### WRITTEN REQUEST
Search the data below for the string "heading". Extract every line that contains it.
───── MATERIAL
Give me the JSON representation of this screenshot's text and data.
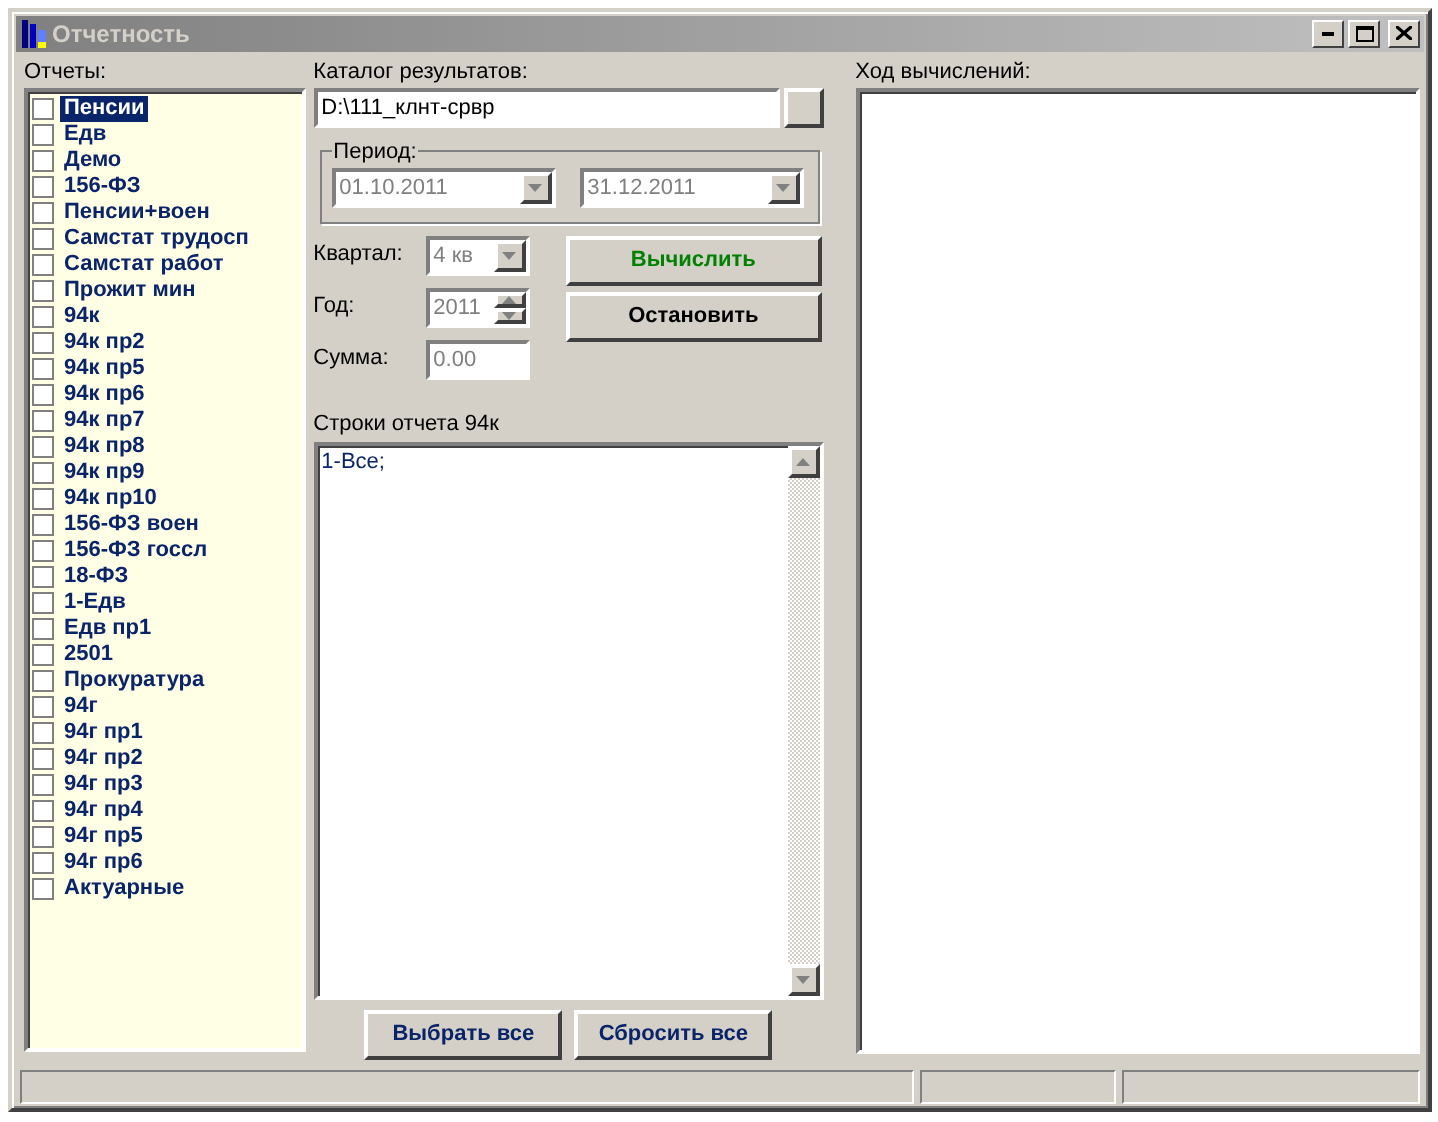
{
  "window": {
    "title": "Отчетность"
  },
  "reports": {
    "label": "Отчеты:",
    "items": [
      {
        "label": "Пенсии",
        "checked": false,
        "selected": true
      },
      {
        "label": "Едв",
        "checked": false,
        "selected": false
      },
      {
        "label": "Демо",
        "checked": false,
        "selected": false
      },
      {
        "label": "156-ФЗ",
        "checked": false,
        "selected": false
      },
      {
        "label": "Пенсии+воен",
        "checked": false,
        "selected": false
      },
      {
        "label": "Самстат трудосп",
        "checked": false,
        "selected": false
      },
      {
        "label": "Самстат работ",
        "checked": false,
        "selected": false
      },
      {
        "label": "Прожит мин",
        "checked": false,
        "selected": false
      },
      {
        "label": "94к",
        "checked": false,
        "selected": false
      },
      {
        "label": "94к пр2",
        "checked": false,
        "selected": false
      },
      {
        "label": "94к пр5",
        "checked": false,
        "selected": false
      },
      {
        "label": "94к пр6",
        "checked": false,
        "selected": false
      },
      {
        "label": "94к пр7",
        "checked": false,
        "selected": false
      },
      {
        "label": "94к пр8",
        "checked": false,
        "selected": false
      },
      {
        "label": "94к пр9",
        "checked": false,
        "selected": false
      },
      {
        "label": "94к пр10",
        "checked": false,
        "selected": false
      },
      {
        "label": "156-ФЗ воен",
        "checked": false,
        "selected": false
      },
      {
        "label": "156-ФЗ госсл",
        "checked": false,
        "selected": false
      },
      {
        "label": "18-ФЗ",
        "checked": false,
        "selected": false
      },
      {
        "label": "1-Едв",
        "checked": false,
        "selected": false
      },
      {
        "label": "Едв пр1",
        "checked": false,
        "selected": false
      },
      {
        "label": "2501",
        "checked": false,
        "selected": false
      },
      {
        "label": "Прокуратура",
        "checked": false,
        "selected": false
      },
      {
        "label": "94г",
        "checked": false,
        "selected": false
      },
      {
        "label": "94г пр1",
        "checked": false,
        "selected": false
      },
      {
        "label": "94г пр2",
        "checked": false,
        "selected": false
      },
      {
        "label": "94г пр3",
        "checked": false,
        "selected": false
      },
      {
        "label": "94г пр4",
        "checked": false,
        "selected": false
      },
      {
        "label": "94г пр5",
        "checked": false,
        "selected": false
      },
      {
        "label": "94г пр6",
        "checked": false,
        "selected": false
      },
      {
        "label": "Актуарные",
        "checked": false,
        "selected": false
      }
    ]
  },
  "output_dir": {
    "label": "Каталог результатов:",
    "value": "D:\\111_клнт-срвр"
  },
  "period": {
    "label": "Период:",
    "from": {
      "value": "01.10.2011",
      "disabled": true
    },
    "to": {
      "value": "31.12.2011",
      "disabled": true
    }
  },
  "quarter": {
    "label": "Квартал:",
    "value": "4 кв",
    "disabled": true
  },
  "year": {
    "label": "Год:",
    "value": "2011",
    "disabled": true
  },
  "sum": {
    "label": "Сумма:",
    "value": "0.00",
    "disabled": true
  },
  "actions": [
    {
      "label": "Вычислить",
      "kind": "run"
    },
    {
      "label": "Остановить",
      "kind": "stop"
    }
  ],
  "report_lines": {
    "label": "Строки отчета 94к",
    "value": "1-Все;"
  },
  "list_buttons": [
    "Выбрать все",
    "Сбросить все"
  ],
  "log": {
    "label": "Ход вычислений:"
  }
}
──────────
───── MATERIAL
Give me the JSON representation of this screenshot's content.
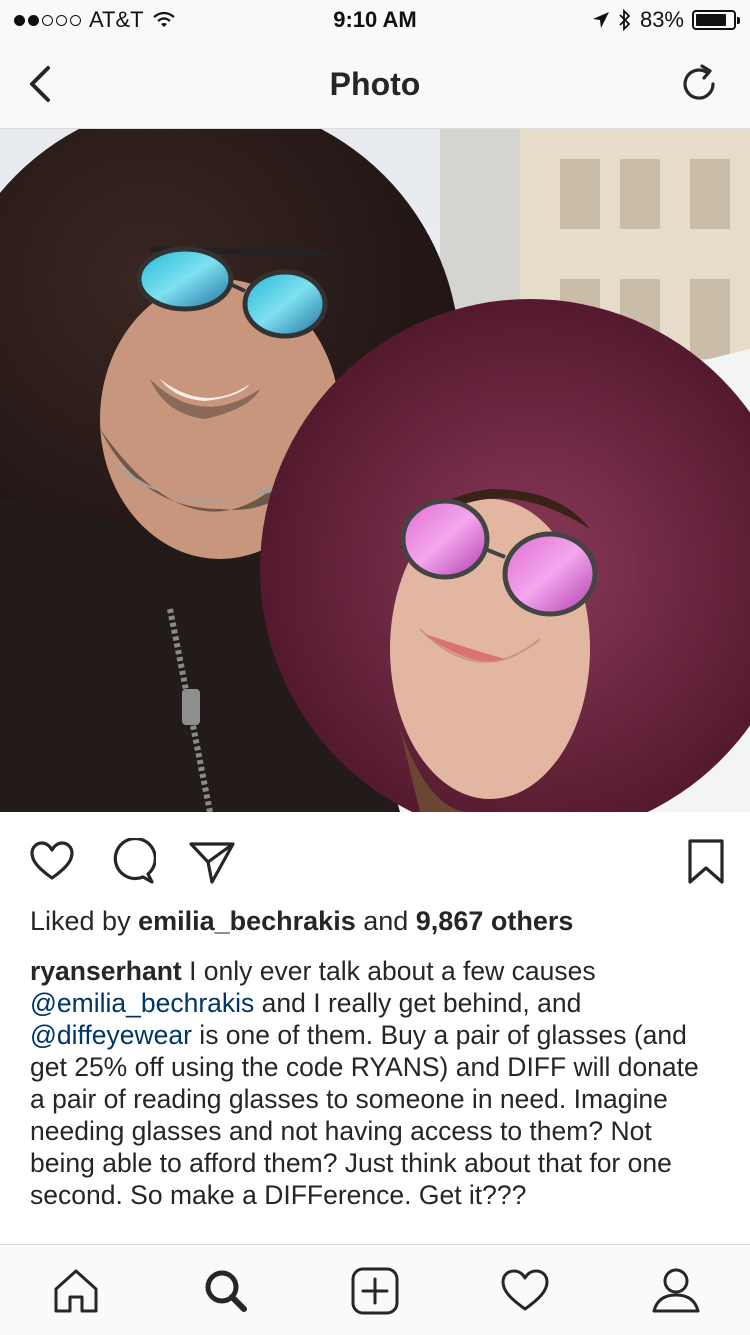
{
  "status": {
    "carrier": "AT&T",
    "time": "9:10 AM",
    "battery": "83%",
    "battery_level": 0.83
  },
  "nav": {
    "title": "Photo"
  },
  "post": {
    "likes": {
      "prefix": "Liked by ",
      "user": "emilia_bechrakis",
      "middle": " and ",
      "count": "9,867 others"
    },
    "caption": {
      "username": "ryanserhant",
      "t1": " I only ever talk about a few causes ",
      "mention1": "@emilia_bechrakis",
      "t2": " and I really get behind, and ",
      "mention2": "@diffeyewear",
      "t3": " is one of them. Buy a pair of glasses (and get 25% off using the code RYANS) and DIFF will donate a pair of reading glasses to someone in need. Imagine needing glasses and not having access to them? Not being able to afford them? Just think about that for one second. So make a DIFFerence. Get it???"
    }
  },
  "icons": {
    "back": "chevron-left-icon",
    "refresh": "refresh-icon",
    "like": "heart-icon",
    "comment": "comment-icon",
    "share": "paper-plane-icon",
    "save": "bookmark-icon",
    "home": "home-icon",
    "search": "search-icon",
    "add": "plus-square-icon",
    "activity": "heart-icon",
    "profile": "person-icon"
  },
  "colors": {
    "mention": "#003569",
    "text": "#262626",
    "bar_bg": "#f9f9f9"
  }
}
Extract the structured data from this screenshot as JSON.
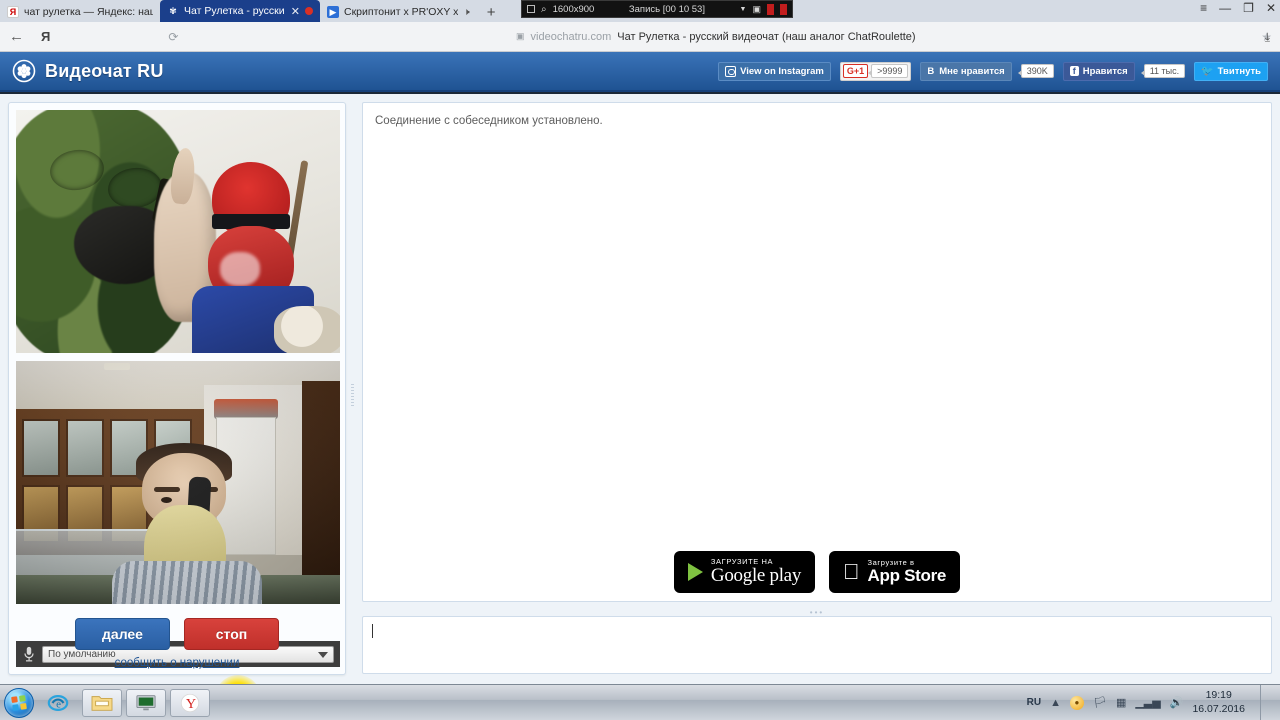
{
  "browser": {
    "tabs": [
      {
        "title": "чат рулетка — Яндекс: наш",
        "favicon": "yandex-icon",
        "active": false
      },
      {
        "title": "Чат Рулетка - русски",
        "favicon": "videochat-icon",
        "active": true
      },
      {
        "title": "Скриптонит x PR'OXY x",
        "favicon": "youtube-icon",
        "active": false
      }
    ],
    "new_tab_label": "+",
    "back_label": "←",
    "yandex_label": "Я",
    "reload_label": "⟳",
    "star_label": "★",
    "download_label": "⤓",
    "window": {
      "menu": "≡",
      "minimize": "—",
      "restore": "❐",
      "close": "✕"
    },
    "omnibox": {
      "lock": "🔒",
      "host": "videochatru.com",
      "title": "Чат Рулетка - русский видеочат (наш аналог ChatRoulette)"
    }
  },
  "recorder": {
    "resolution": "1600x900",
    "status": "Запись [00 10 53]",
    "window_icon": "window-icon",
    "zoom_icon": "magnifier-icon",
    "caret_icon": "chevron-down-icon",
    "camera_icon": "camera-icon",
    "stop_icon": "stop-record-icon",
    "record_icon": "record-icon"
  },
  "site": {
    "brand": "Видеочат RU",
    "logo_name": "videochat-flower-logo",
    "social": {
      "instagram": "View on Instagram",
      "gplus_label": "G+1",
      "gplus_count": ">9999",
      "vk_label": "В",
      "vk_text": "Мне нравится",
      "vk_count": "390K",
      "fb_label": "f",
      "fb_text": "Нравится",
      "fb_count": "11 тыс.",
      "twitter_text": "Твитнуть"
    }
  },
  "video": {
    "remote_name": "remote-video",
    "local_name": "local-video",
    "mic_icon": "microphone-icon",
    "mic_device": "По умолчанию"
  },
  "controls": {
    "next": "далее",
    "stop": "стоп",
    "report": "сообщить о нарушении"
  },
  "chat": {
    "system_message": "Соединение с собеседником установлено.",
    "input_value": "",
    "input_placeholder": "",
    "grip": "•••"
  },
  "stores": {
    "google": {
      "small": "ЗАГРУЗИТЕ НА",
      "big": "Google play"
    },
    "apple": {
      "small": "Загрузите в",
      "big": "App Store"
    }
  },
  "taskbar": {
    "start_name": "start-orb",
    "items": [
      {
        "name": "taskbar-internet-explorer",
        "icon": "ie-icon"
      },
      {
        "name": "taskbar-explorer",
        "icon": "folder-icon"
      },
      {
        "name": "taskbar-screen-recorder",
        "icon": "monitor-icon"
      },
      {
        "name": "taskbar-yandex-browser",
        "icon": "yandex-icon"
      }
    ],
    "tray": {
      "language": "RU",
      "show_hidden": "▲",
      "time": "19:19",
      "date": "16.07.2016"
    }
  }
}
──────────
───── MATERIAL
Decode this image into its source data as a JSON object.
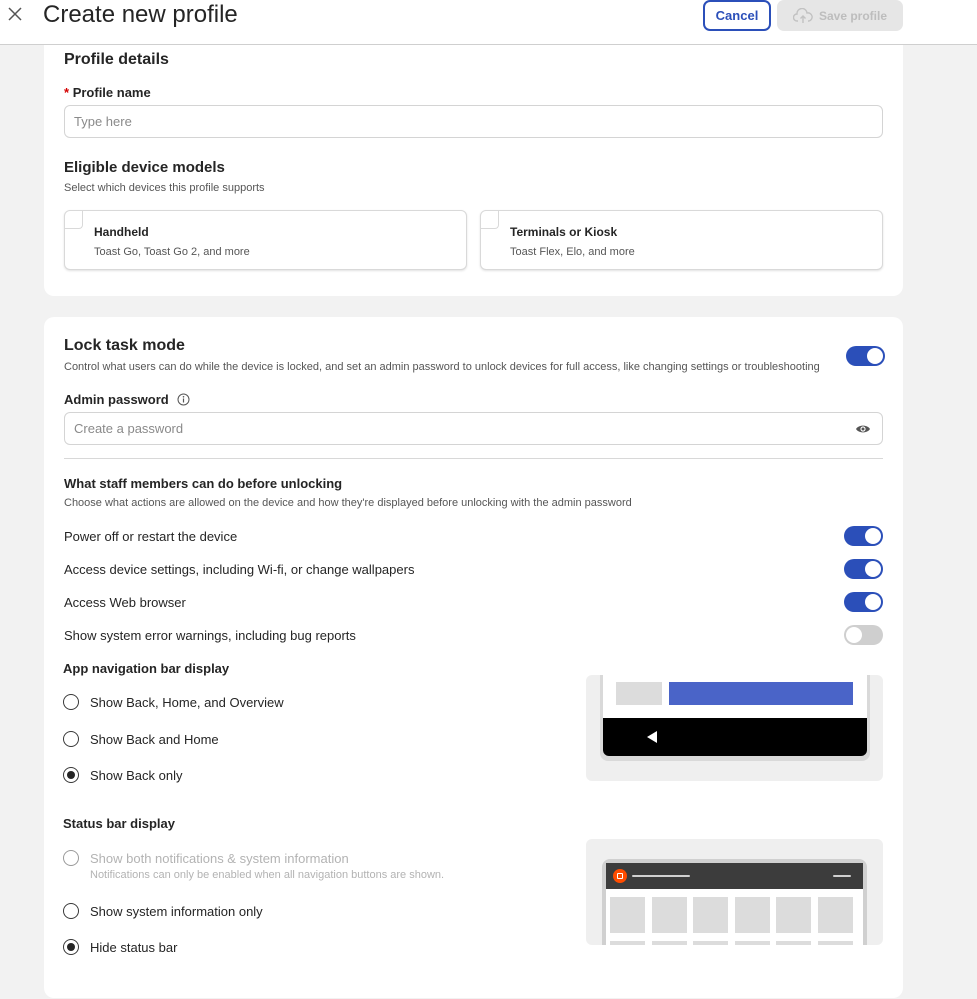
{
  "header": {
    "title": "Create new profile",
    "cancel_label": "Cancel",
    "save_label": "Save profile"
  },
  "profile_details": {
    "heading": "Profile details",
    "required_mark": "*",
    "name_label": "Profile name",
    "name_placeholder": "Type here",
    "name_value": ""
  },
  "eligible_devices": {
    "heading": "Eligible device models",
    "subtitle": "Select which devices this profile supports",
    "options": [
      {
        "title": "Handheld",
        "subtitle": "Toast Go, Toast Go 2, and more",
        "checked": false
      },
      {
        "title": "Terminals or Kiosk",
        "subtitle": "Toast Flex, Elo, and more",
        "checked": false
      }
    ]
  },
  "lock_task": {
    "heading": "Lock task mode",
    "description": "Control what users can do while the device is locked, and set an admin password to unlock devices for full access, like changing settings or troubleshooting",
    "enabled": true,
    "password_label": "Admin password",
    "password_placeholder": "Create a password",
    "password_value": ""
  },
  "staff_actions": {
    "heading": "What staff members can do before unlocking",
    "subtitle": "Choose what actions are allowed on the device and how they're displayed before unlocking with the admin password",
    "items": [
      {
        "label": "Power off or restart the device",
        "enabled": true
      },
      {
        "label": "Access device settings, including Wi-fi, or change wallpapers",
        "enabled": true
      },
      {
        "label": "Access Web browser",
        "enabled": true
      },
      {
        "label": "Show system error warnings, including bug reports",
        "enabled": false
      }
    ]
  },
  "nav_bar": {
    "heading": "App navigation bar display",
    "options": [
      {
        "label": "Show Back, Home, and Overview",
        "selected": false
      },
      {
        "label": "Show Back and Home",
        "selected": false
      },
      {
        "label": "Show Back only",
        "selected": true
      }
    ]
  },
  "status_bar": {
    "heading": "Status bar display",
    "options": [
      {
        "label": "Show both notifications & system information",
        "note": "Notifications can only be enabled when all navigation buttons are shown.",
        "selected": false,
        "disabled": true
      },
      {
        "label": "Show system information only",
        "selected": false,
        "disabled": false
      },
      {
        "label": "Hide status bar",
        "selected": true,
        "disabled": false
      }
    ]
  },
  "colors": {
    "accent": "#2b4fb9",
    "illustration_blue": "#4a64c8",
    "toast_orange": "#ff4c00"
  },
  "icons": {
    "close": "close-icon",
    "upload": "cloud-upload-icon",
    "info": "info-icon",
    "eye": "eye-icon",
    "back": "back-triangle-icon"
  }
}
──────────
### THE COMPLETED TASK
    "heading": "Profile details",
    "heading": "Eligible device models",
    "heading": "Lock task mode",
    "heading": "What staff members can do before unlocking",
    "heading": "App navigation bar display",
    "heading": "Status bar display",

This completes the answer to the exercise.